(Structured figure records)
----

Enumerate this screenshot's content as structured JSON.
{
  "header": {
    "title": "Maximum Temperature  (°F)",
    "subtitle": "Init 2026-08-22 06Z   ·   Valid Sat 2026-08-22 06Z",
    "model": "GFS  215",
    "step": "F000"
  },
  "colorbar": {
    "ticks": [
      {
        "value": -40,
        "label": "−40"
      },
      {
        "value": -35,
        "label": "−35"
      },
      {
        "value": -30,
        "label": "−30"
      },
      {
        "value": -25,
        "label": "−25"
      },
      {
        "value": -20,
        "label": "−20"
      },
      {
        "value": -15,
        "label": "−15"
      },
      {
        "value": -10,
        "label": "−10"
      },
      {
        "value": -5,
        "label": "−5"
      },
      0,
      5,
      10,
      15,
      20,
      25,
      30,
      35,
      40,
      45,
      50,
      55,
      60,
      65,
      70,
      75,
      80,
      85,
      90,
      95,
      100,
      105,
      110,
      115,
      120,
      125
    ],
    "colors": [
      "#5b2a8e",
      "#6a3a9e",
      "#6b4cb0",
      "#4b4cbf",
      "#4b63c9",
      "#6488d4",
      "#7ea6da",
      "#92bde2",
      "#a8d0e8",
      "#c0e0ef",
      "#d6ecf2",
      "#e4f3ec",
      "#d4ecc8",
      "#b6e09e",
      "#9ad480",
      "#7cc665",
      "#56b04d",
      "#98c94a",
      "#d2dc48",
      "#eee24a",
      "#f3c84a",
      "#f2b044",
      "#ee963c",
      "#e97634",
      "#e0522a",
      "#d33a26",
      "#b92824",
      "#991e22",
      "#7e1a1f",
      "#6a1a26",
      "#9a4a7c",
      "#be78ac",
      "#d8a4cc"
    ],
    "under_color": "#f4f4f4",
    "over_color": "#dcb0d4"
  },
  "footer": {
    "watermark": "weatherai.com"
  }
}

----

- WHAT IS NEEDED -
Look through the data and show every line containing "label".

- OUTPUT BELOW -
        "label": "−40"
        "label": "−35"
        "label": "−30"
        "label": "−25"
        "label": "−20"
        "label": "−15"
        "label": "−10"
        "label": "−5"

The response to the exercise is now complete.